— Begin —
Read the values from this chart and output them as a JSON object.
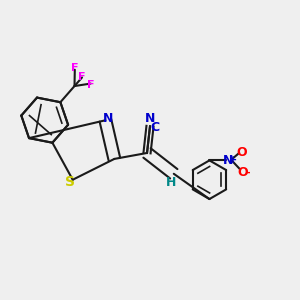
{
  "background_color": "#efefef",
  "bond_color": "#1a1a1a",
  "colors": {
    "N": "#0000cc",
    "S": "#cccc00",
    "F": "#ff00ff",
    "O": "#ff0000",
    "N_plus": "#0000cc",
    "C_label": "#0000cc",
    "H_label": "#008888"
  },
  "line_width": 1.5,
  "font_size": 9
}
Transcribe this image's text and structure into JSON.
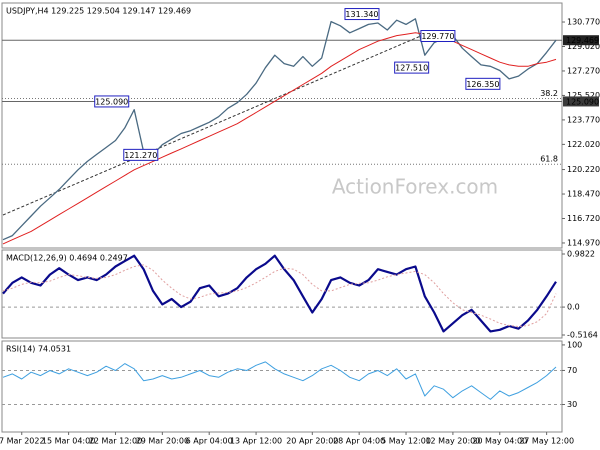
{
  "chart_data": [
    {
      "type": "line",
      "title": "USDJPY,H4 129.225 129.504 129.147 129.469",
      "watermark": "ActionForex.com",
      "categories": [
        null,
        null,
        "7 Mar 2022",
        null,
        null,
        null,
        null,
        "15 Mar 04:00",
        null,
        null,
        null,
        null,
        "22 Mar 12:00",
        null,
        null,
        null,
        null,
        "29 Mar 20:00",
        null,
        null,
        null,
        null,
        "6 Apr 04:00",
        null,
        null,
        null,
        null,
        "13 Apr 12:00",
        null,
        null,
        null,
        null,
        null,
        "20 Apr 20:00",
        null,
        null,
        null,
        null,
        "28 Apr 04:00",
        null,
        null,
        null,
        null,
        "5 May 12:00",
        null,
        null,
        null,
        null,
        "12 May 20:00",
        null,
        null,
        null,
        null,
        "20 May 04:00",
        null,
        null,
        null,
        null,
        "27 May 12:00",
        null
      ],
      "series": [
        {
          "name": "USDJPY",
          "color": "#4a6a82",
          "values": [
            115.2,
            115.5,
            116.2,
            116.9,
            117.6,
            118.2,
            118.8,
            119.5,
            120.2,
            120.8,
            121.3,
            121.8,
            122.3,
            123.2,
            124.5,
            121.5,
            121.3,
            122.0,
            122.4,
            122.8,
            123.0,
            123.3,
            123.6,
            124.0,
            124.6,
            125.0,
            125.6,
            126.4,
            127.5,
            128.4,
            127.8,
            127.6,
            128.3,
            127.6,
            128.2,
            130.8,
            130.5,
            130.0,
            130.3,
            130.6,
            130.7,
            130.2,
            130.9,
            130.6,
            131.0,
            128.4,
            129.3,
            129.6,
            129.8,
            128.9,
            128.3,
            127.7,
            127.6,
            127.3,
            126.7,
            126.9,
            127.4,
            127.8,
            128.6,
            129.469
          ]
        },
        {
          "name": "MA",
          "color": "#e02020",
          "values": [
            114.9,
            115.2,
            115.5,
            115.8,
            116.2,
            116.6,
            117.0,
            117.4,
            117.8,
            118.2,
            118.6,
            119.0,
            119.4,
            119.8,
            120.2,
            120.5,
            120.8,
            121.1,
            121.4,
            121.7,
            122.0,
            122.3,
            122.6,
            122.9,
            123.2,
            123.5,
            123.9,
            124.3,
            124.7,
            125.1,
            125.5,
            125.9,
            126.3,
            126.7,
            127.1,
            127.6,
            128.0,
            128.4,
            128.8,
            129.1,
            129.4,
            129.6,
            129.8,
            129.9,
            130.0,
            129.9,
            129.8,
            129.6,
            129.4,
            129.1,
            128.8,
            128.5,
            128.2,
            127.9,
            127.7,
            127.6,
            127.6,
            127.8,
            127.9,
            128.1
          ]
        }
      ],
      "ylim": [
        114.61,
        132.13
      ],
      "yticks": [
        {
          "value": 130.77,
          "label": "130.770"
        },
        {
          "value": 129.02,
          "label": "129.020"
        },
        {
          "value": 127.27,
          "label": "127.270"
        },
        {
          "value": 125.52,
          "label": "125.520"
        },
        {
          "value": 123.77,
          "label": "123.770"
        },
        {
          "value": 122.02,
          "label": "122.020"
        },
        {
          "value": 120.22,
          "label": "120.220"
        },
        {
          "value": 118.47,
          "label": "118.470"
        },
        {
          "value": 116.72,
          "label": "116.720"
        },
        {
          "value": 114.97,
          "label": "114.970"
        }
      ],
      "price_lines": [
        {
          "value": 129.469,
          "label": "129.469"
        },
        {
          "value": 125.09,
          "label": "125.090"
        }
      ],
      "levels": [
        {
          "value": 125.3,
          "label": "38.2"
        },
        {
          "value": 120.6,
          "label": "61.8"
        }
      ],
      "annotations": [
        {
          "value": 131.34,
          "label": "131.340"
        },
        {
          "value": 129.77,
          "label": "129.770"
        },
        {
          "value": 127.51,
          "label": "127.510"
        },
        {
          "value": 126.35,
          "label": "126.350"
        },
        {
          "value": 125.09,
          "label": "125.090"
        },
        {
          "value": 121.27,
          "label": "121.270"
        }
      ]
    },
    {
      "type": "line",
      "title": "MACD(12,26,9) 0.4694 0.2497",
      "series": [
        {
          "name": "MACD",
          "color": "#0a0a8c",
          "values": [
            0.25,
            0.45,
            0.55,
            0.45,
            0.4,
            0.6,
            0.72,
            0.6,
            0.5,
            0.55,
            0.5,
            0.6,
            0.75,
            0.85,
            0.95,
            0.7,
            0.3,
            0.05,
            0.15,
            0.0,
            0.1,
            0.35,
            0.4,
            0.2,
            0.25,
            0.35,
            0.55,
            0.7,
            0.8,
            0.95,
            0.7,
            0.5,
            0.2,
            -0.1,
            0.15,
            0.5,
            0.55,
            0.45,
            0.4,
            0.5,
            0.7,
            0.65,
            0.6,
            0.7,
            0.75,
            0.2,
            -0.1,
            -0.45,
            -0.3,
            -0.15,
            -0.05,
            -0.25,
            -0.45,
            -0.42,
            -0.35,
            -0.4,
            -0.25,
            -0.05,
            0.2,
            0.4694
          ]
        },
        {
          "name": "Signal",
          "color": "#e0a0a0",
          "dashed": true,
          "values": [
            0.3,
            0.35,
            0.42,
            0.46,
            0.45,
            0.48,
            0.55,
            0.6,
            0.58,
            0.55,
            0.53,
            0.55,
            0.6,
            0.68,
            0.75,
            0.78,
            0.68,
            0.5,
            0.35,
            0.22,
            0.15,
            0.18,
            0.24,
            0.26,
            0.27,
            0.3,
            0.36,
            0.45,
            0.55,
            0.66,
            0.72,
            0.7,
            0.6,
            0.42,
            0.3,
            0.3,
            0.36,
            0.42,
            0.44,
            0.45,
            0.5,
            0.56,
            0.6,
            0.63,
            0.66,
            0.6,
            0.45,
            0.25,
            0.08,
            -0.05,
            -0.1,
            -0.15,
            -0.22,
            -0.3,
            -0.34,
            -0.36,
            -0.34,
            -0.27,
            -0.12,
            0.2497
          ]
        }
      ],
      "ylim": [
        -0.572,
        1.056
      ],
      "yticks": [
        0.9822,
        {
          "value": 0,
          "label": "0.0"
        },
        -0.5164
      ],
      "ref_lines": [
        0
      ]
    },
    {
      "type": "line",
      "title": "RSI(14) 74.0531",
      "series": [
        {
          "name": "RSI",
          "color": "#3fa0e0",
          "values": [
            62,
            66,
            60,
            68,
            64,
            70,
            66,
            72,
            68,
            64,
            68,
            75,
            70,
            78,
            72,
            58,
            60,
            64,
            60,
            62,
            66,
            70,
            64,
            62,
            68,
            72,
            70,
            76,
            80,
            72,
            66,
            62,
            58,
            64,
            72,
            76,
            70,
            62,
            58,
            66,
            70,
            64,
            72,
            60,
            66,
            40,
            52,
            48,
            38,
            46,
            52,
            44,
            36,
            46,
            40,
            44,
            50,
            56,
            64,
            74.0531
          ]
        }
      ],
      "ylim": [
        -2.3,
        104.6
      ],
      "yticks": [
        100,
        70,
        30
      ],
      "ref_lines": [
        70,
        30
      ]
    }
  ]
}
— End —
— Begin —
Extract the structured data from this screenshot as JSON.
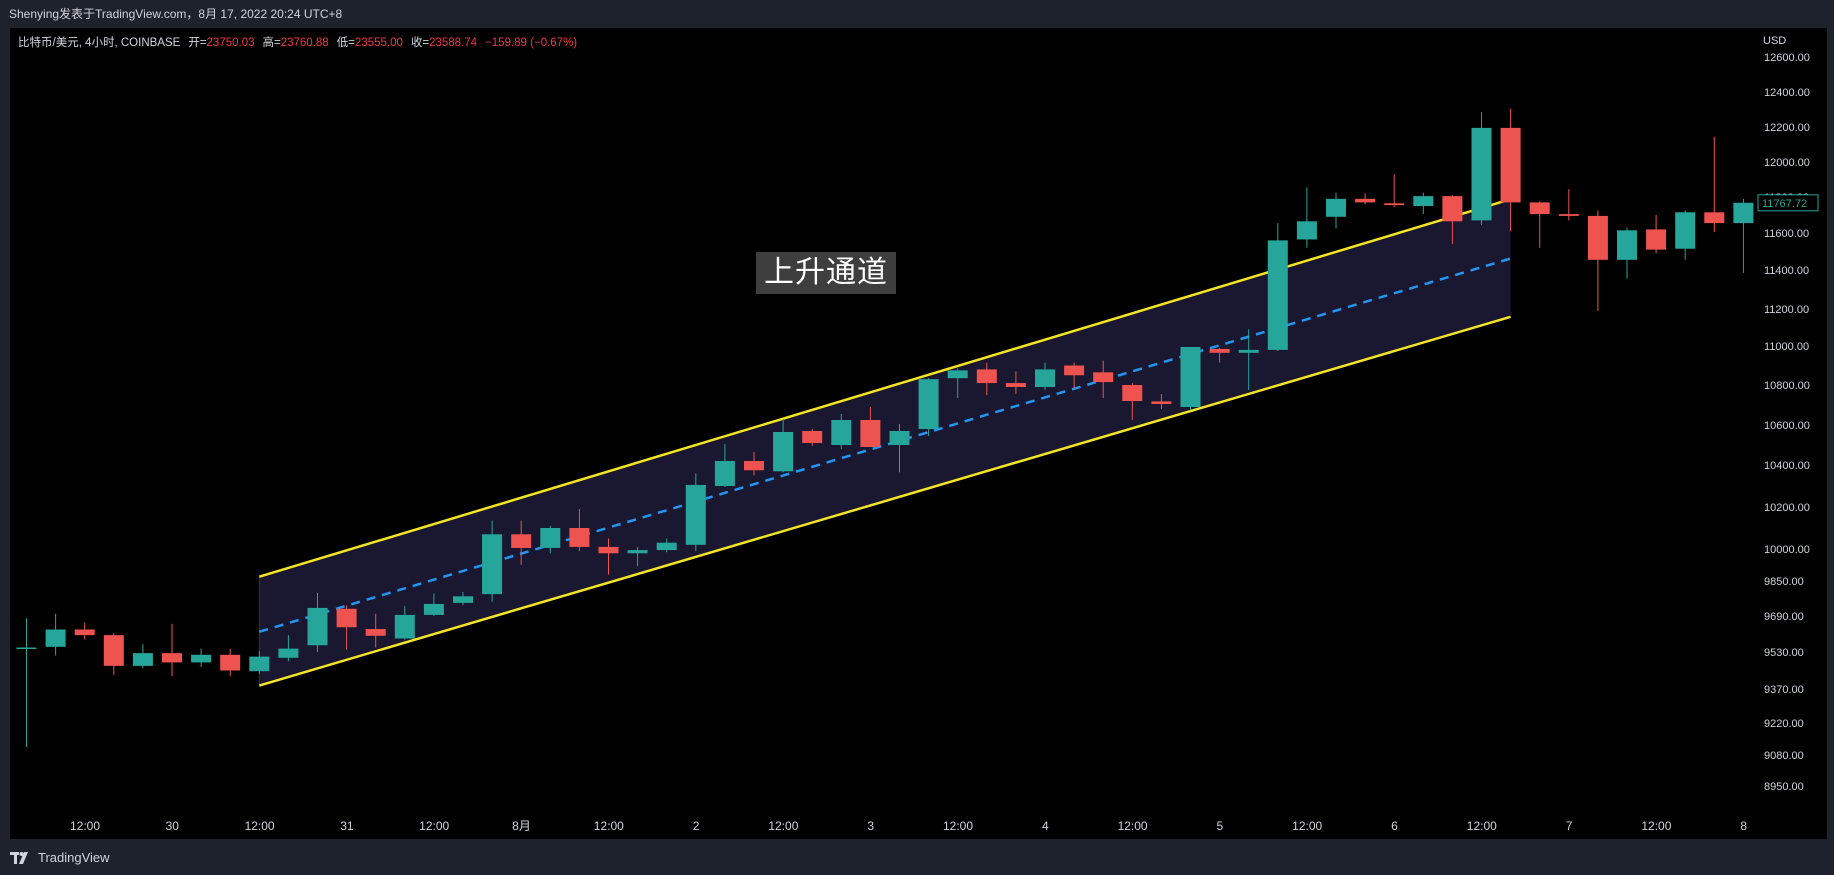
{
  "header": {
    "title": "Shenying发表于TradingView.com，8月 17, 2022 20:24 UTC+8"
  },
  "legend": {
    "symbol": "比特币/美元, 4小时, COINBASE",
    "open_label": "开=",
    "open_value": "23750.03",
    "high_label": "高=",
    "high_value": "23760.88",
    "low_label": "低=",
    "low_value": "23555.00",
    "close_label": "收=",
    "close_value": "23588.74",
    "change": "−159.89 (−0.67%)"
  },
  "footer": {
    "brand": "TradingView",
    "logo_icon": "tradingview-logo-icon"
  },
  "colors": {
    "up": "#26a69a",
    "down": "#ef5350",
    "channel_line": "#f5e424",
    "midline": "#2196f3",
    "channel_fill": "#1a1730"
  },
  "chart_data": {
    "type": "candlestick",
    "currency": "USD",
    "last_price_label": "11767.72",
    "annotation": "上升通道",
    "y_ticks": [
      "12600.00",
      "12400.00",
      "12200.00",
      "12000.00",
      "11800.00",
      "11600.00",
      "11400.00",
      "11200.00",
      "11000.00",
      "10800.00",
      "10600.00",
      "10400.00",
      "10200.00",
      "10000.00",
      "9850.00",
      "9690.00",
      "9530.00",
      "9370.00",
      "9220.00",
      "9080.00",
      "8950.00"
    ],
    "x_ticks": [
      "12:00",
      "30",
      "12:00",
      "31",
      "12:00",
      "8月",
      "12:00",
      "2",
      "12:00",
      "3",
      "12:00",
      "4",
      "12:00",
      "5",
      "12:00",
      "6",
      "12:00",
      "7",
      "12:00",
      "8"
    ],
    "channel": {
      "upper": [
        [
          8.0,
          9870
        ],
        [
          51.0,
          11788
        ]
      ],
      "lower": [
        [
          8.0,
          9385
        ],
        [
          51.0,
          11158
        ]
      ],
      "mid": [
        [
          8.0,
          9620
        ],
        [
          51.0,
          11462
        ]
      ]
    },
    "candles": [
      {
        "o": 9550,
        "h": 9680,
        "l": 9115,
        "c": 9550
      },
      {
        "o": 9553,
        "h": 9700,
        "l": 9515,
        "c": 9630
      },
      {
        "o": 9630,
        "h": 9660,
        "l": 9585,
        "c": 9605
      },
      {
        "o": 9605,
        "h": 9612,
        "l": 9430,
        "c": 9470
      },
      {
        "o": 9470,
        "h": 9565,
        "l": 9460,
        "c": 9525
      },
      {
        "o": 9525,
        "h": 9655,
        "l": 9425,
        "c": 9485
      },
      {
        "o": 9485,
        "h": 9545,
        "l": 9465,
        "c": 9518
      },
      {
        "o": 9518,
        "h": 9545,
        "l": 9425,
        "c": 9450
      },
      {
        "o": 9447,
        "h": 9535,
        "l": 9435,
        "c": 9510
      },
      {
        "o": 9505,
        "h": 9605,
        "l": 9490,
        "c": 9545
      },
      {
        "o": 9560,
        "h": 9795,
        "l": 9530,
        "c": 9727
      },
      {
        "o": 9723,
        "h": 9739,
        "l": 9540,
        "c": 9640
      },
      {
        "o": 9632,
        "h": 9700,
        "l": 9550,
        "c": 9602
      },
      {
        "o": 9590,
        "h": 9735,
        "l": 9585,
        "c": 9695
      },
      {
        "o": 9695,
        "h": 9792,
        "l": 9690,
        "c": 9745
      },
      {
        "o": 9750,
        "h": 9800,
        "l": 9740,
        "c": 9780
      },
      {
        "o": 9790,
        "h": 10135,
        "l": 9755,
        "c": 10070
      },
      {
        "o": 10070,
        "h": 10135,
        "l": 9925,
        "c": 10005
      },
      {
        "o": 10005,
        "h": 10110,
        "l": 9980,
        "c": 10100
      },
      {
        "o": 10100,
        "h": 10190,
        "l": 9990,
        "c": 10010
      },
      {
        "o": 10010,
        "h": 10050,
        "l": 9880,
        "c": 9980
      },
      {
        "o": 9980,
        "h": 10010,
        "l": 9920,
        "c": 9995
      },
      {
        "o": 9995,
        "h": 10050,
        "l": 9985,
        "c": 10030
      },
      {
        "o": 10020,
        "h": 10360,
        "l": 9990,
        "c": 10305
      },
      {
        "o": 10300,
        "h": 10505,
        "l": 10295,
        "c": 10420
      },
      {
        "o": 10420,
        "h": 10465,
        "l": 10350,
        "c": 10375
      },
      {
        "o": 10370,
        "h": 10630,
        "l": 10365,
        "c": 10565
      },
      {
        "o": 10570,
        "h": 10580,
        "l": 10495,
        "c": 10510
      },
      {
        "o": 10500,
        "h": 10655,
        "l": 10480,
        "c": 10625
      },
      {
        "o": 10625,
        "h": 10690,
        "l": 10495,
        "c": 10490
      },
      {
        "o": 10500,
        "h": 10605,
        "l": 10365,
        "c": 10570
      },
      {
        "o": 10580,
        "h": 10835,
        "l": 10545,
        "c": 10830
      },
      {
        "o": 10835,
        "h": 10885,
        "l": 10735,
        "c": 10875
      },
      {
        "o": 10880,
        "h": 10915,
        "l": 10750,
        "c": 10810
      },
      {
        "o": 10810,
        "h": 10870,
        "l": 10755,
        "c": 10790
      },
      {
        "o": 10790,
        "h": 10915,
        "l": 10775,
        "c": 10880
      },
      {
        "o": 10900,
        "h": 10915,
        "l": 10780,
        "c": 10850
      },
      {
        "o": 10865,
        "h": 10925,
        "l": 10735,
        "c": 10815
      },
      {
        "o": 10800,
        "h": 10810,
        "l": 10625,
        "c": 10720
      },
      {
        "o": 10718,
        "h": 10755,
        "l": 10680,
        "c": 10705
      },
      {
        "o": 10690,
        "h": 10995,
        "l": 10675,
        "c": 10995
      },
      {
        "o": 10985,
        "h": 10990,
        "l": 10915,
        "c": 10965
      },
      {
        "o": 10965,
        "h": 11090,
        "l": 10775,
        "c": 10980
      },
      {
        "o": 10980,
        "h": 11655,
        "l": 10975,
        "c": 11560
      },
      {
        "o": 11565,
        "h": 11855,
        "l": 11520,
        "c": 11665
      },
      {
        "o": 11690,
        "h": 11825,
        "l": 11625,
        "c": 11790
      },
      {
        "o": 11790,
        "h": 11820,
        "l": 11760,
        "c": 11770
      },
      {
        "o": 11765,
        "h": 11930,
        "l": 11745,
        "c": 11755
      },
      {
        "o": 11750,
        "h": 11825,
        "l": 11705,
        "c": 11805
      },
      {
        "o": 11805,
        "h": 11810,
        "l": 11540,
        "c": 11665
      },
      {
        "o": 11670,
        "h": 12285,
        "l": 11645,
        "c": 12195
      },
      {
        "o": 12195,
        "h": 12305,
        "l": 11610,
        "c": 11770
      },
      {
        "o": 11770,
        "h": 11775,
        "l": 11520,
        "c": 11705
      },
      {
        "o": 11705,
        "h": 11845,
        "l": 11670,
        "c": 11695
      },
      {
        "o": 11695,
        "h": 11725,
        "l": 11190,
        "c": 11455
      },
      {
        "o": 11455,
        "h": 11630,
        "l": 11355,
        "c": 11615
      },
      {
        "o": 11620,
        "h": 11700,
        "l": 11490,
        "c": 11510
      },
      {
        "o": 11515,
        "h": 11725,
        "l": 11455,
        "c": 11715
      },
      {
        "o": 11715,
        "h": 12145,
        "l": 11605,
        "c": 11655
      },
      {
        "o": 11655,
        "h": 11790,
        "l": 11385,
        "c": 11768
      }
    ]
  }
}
— End —
THE REQUEST: Track down every line holding the string "JSON" and copy it.

ANSWER BELOW:
Read the values from this chart and output them as a JSON object.
Transcribe this image's text and structure into JSON.
Extract the structured data from this screenshot as JSON.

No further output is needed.